-------- Material for the task --------

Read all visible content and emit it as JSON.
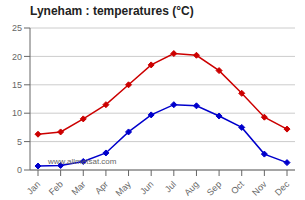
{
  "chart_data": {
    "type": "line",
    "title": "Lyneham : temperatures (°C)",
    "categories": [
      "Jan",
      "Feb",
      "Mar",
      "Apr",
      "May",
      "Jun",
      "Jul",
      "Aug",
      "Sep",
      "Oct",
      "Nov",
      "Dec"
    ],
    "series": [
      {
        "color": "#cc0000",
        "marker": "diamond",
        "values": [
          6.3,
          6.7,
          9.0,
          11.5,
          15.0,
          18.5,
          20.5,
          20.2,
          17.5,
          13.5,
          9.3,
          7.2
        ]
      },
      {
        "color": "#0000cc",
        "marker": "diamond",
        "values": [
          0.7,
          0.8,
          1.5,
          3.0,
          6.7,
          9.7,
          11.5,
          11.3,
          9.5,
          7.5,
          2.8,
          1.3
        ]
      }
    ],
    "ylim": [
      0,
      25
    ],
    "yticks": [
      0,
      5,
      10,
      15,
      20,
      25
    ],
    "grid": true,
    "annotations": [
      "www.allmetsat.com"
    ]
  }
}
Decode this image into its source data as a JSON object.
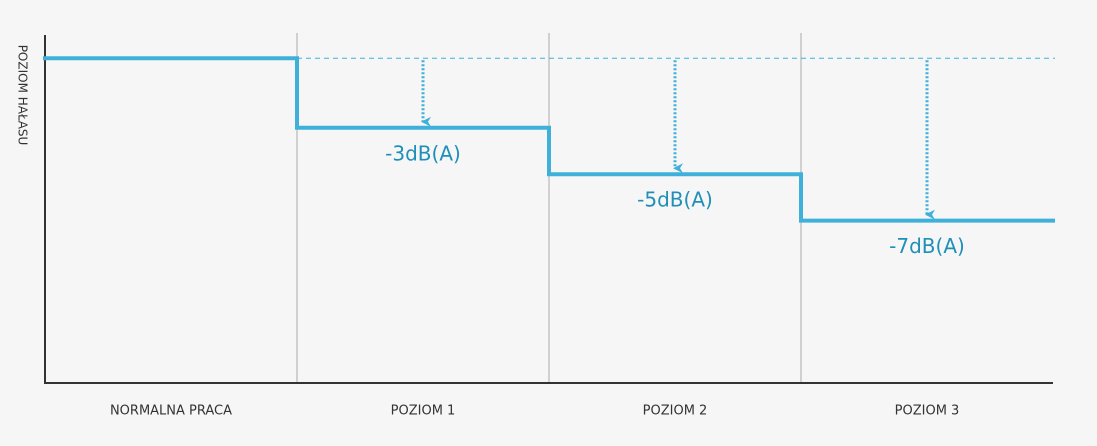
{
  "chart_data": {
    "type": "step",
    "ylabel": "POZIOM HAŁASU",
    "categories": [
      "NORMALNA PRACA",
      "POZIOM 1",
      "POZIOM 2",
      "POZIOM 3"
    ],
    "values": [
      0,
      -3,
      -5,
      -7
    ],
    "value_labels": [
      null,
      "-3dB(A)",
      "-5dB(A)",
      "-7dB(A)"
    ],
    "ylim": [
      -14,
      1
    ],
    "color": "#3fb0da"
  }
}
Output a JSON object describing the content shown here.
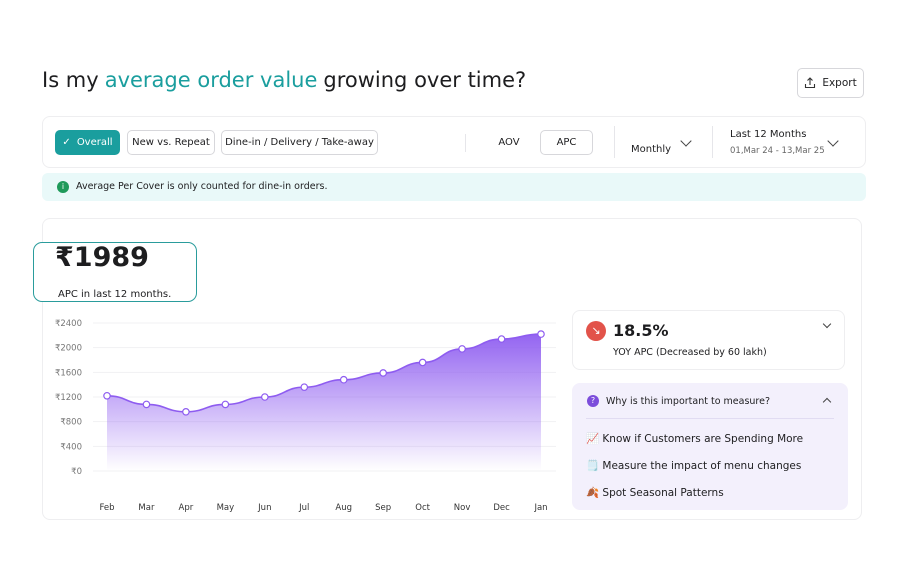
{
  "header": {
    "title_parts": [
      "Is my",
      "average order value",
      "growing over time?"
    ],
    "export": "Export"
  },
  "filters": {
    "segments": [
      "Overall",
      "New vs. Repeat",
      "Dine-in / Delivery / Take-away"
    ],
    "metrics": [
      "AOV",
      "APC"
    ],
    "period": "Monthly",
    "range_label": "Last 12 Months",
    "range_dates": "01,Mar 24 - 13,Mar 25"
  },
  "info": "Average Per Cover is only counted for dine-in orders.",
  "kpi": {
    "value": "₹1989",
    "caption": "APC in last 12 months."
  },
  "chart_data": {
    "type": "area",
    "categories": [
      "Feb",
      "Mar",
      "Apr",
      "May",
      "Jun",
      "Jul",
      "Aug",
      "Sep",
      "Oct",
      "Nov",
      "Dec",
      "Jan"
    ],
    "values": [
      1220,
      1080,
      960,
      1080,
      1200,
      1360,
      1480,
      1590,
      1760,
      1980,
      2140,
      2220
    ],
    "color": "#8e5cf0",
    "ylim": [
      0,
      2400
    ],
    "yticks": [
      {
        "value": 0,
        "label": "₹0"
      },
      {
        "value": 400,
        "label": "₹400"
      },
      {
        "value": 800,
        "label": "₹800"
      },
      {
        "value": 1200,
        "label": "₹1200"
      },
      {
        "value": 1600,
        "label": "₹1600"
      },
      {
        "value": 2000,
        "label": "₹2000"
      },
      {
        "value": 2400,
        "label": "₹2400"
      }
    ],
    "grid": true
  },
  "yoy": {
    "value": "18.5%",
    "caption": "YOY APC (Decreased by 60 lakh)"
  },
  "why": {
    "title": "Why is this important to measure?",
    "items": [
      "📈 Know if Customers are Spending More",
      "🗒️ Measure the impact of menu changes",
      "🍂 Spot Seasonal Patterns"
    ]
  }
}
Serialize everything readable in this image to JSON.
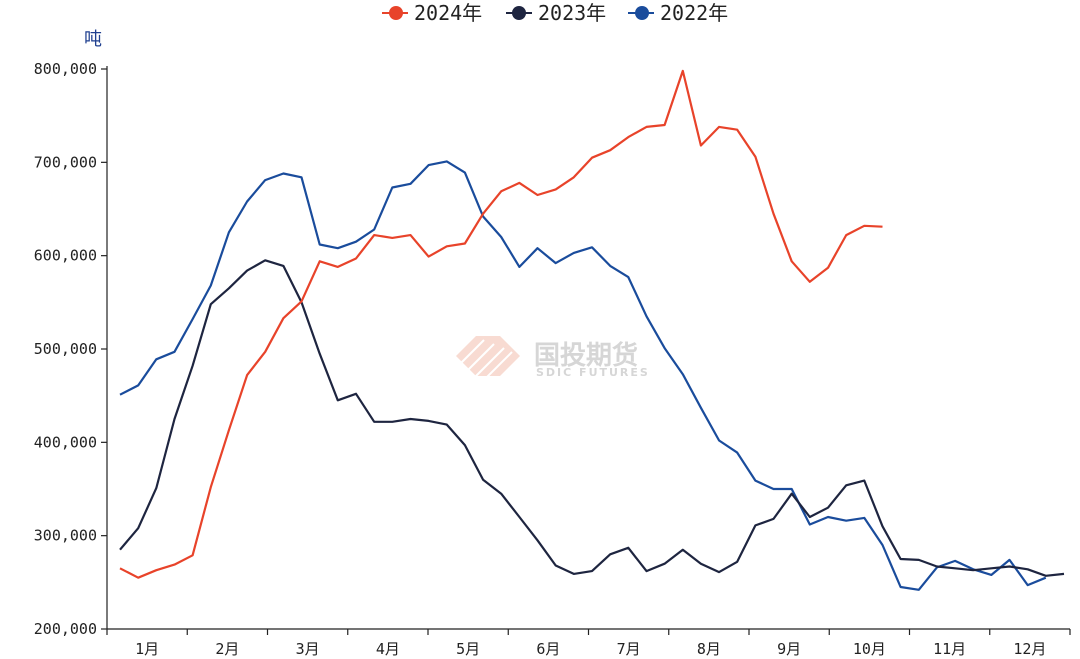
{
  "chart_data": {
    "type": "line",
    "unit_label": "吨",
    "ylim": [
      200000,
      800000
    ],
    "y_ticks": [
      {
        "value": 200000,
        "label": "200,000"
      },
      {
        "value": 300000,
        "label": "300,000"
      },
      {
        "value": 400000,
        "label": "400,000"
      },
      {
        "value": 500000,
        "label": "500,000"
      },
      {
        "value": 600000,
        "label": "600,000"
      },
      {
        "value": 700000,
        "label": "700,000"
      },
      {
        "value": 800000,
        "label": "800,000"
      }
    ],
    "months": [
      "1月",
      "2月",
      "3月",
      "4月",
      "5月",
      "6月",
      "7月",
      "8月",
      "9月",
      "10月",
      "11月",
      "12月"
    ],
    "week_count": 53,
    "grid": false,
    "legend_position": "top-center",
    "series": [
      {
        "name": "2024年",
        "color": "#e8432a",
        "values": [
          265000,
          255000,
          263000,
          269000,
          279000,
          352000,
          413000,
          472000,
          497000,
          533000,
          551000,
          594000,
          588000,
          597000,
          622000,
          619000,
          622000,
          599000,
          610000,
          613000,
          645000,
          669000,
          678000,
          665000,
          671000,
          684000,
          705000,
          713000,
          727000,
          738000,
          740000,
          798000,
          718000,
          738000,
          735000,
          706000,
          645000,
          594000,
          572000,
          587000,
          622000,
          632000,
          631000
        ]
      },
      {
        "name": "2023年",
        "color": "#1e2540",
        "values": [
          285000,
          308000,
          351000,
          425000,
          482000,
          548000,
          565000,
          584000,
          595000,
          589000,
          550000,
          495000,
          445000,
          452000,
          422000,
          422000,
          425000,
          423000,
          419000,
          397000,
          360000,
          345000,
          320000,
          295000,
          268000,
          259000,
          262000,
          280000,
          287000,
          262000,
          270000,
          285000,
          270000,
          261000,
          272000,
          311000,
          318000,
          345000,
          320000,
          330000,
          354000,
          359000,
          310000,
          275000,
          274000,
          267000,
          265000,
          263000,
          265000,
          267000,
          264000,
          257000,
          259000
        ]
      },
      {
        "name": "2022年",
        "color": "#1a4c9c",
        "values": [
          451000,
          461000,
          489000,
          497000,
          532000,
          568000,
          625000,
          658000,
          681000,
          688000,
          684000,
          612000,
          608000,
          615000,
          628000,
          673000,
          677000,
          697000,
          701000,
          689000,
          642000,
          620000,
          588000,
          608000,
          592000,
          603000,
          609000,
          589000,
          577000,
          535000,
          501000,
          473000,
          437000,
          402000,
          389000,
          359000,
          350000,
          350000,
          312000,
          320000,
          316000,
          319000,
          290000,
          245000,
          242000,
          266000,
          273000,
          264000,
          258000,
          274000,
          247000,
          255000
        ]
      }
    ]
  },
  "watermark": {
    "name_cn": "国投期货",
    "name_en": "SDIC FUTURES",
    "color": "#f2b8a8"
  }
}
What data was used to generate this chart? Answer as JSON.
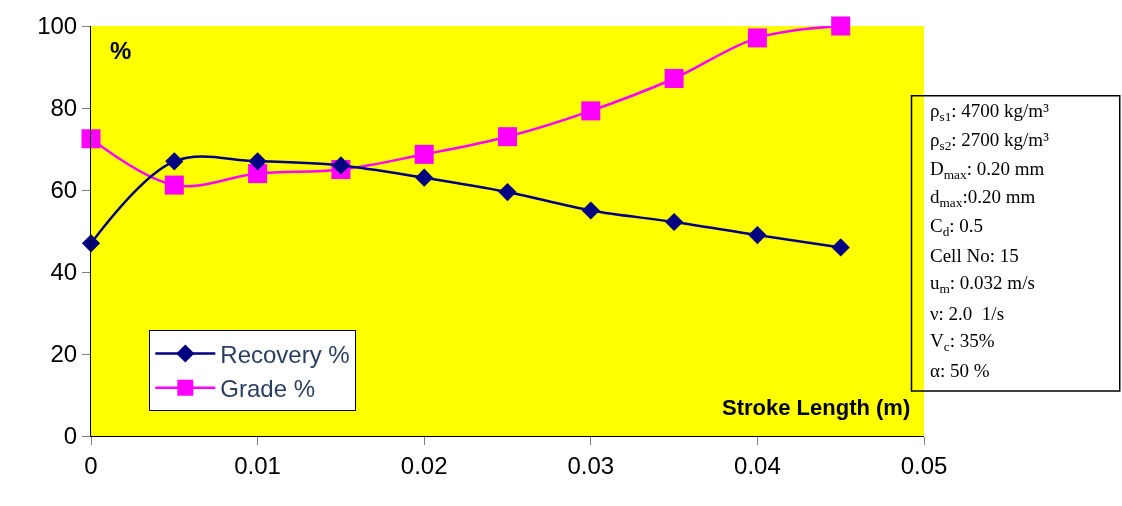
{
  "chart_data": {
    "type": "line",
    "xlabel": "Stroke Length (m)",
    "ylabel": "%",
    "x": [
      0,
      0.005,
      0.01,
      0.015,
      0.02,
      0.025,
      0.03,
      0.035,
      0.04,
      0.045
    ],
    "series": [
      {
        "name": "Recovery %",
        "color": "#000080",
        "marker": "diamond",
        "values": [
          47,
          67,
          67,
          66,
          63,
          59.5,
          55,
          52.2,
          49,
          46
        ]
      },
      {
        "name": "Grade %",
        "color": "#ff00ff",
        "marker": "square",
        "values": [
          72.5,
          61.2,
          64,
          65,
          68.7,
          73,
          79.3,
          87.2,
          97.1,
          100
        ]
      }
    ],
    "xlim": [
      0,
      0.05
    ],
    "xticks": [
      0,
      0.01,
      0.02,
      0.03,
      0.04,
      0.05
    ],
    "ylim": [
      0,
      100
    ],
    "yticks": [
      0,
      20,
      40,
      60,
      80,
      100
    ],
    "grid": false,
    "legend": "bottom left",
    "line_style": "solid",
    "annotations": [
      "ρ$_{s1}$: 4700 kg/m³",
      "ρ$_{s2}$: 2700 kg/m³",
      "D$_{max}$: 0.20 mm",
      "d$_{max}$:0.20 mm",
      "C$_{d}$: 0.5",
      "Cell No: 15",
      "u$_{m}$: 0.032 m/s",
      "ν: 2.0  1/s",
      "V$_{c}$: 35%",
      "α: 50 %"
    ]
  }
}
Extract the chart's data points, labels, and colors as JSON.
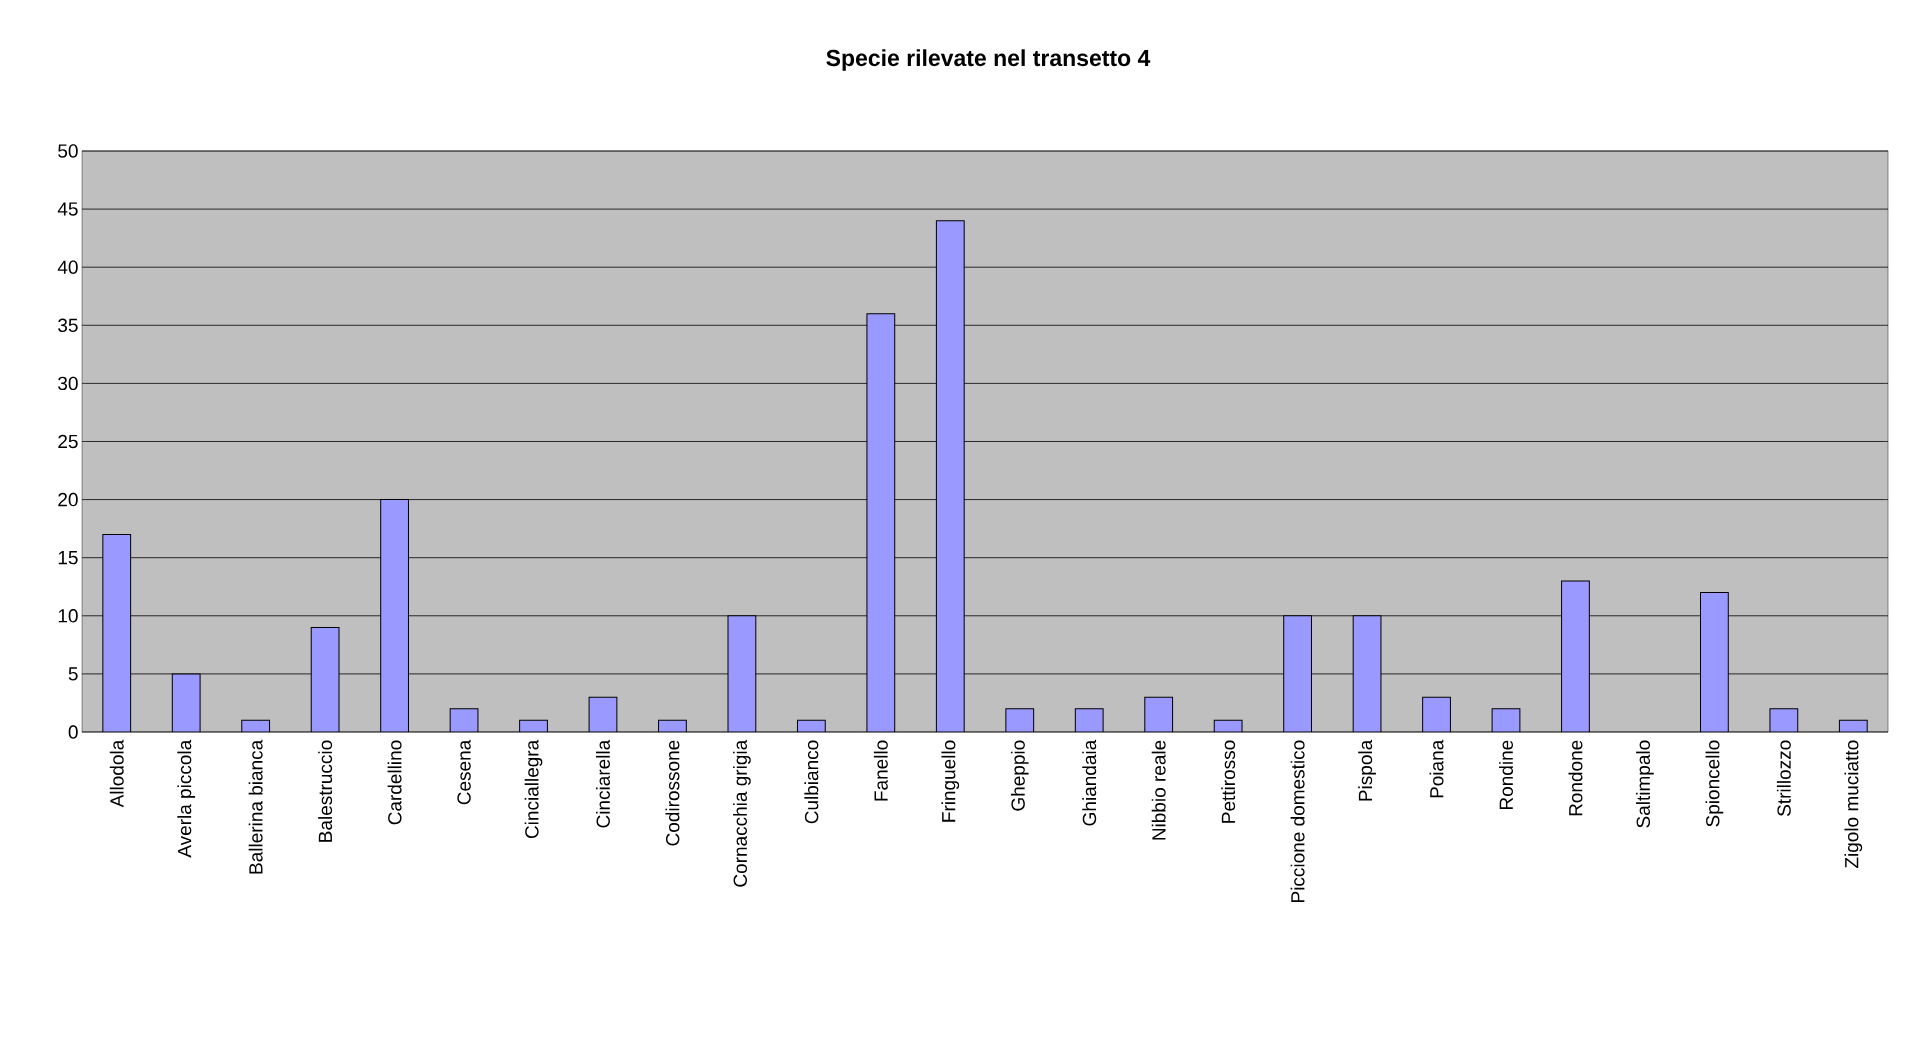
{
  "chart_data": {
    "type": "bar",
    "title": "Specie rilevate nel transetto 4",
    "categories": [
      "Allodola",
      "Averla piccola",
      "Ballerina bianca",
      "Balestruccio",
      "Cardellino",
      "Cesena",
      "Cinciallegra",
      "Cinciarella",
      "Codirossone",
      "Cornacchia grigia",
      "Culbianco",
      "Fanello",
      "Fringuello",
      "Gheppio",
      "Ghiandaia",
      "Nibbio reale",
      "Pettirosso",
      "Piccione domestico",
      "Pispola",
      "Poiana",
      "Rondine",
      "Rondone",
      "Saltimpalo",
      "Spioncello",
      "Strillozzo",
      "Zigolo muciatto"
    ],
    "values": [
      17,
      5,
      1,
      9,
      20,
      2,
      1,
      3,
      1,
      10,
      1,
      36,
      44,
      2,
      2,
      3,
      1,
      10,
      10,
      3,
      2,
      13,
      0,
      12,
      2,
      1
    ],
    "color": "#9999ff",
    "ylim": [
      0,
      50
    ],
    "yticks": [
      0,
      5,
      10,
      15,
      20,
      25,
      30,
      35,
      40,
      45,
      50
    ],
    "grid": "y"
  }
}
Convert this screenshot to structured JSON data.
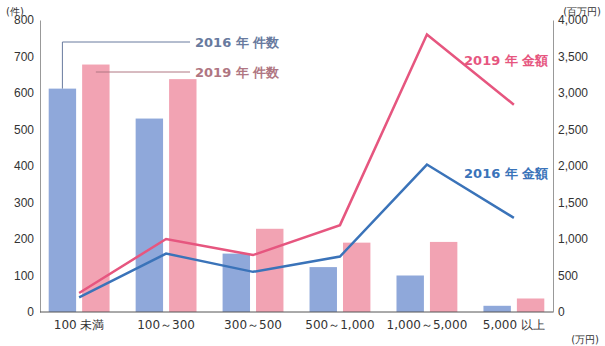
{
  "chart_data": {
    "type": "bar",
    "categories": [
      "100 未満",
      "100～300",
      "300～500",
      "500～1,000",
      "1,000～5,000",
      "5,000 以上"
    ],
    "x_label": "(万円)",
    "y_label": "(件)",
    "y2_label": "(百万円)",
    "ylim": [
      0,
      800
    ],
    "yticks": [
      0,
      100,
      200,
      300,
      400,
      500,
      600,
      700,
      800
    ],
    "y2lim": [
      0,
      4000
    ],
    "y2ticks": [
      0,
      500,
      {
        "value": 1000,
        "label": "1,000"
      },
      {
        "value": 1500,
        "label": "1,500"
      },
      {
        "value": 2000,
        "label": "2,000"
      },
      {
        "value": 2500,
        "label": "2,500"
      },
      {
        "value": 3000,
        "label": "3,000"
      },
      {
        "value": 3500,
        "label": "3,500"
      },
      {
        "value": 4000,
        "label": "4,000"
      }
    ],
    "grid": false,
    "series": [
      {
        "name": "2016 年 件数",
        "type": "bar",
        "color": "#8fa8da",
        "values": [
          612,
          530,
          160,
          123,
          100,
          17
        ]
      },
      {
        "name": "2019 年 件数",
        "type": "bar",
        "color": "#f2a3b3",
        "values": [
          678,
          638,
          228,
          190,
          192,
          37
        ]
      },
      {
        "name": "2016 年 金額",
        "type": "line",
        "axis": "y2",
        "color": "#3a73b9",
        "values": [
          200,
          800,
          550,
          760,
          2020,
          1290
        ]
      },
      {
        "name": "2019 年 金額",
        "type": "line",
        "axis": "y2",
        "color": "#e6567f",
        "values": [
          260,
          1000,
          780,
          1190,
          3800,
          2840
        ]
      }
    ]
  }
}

--------

» Stated problem
Give the count of lines in the records that contain "POZIOM", and no other text.

» Exercise result
4